TASK. For each line of the listing that includes the word "source", show the whole line.

▶

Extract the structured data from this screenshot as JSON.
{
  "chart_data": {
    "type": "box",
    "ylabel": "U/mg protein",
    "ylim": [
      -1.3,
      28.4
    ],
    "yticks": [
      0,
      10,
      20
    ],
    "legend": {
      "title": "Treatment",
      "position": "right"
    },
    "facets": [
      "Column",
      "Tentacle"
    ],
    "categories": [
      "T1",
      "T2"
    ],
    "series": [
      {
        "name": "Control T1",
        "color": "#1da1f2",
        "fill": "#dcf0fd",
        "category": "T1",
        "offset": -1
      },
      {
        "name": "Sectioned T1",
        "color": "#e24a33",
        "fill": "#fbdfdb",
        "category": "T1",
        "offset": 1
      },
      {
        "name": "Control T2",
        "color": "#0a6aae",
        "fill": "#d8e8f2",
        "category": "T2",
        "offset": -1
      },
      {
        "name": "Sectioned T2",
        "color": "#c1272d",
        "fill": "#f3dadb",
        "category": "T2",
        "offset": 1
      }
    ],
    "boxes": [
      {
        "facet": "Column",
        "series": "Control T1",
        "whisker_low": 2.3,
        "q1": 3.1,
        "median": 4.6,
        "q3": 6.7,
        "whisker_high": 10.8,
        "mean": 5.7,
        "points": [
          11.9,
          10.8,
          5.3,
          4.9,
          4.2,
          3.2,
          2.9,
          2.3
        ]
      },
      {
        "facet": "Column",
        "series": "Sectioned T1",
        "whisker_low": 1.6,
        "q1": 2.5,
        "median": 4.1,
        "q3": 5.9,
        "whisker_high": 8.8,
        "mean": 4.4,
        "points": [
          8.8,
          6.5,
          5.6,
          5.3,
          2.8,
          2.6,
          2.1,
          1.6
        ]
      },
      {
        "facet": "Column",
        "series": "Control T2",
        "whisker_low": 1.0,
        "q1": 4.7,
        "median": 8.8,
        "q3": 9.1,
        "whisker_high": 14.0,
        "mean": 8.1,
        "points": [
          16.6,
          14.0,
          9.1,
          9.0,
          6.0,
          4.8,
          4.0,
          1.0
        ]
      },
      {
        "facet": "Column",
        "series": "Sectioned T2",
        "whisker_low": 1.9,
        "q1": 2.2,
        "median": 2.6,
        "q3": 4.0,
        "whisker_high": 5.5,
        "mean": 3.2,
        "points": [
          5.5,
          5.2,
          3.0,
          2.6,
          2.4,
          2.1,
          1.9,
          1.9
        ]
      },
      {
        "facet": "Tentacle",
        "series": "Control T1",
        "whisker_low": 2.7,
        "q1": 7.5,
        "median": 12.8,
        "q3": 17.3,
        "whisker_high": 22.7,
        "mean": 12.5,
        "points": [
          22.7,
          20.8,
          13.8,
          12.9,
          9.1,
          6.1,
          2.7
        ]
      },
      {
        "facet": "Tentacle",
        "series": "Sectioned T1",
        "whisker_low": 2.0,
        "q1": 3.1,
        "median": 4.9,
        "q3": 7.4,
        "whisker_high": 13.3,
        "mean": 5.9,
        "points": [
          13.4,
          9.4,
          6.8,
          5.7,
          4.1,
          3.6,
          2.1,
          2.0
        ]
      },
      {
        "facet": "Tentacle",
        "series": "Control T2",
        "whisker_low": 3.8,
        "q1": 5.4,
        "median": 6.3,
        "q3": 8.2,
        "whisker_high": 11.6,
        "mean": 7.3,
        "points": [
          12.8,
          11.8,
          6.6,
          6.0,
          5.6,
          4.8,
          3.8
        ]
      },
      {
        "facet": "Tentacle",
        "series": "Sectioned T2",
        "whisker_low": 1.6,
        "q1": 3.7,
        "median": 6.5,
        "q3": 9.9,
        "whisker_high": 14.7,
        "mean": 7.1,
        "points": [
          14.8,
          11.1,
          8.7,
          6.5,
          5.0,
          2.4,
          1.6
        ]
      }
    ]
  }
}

◀
▶

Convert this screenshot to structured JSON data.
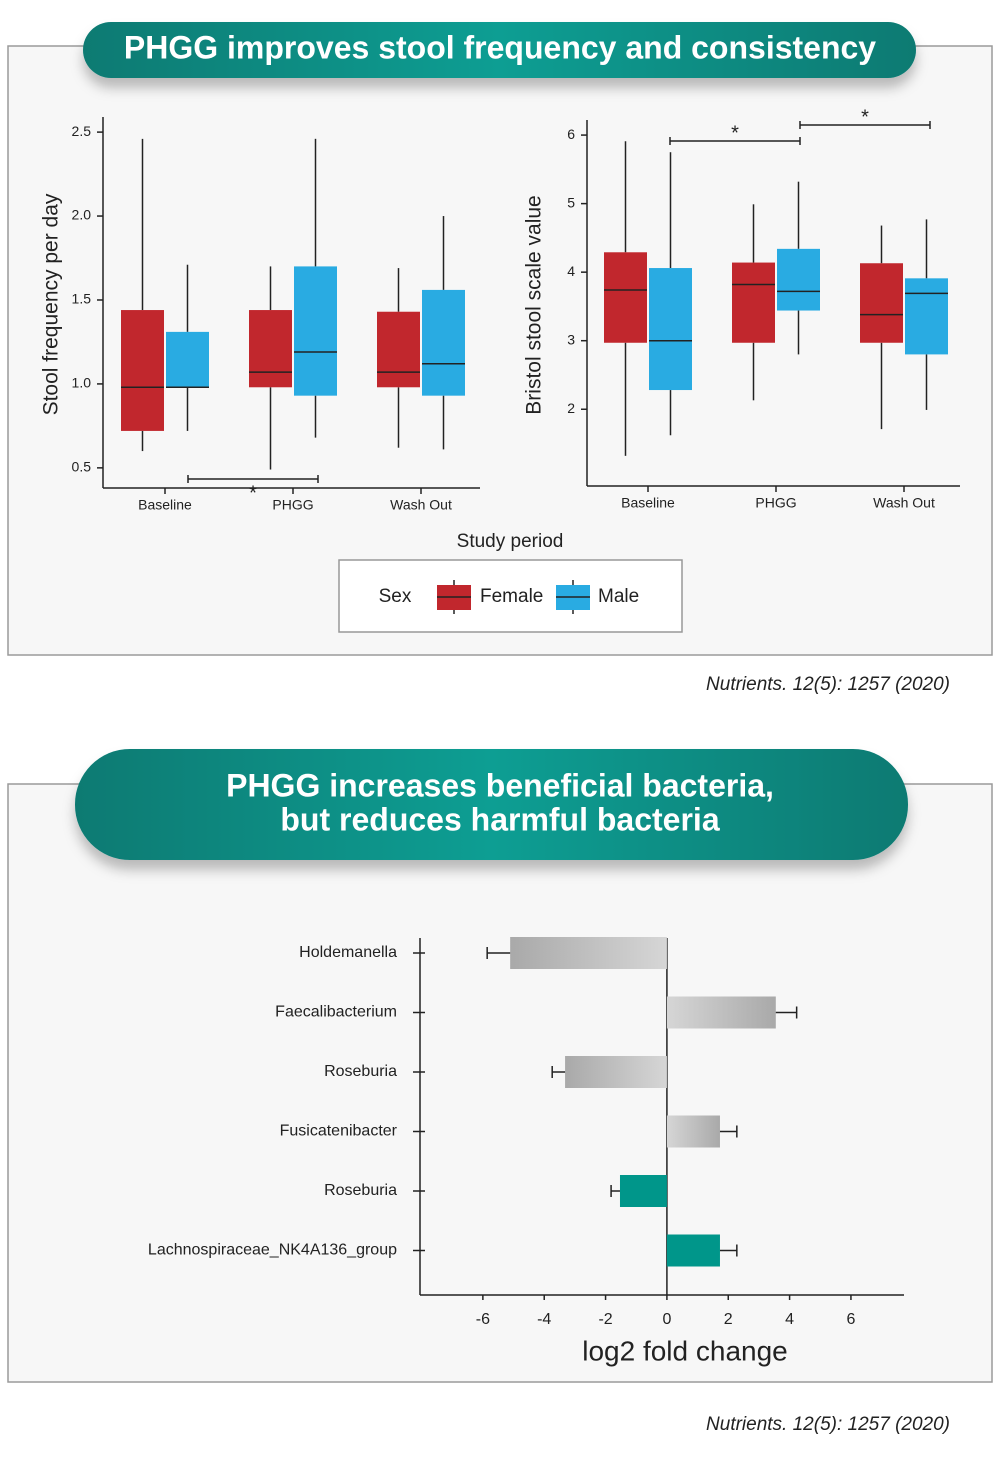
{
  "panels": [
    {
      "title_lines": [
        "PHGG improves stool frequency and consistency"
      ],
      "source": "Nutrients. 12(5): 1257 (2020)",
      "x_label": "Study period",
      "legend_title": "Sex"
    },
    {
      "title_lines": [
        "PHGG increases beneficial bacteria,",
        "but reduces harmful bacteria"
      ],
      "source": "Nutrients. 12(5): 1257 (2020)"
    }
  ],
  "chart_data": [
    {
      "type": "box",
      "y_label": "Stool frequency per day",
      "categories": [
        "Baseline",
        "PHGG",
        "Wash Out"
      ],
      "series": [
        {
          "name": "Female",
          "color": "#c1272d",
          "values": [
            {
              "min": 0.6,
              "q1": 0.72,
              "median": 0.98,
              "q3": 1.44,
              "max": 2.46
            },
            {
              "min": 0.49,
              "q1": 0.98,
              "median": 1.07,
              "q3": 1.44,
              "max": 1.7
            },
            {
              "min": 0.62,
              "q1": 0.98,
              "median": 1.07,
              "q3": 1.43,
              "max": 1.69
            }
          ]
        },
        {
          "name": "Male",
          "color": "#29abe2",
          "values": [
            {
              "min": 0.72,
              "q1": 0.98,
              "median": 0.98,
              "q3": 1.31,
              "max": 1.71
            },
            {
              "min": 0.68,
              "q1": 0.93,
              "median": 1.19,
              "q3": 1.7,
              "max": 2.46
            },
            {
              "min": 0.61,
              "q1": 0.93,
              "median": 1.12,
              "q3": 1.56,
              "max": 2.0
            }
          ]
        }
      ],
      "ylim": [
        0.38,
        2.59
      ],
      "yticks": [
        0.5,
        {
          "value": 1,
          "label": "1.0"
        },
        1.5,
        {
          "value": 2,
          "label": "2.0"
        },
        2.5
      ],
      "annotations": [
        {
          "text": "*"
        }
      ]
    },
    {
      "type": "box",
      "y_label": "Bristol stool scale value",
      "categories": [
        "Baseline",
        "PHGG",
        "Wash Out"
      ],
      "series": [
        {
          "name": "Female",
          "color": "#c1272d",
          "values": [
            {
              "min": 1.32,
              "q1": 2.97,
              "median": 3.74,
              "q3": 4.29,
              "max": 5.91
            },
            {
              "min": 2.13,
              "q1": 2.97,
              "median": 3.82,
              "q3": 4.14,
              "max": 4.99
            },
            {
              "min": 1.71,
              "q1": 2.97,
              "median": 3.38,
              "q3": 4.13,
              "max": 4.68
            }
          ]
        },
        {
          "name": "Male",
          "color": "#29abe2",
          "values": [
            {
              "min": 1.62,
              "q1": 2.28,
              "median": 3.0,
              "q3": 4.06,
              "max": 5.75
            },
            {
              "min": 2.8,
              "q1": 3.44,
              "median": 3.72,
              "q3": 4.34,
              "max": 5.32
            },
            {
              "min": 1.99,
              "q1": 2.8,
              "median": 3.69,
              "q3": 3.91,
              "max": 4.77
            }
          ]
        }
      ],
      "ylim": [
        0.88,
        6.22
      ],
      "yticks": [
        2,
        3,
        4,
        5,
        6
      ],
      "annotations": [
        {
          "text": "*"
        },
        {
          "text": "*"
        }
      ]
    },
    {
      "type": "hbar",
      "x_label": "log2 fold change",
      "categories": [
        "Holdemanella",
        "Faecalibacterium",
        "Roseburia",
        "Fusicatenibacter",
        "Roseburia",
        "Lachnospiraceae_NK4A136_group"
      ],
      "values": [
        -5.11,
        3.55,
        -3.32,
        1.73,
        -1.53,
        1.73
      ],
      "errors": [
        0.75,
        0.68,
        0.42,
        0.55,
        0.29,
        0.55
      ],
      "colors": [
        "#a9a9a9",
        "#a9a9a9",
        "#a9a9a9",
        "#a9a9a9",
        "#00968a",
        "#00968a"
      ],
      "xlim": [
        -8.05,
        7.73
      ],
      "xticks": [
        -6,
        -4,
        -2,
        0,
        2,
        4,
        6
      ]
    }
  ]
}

◀

EXERCISE RESULT.
      "source": "Nutrients. 12(5): 1257 (2020)",
      "source": "Nutrients. 12(5): 1257 (2020)"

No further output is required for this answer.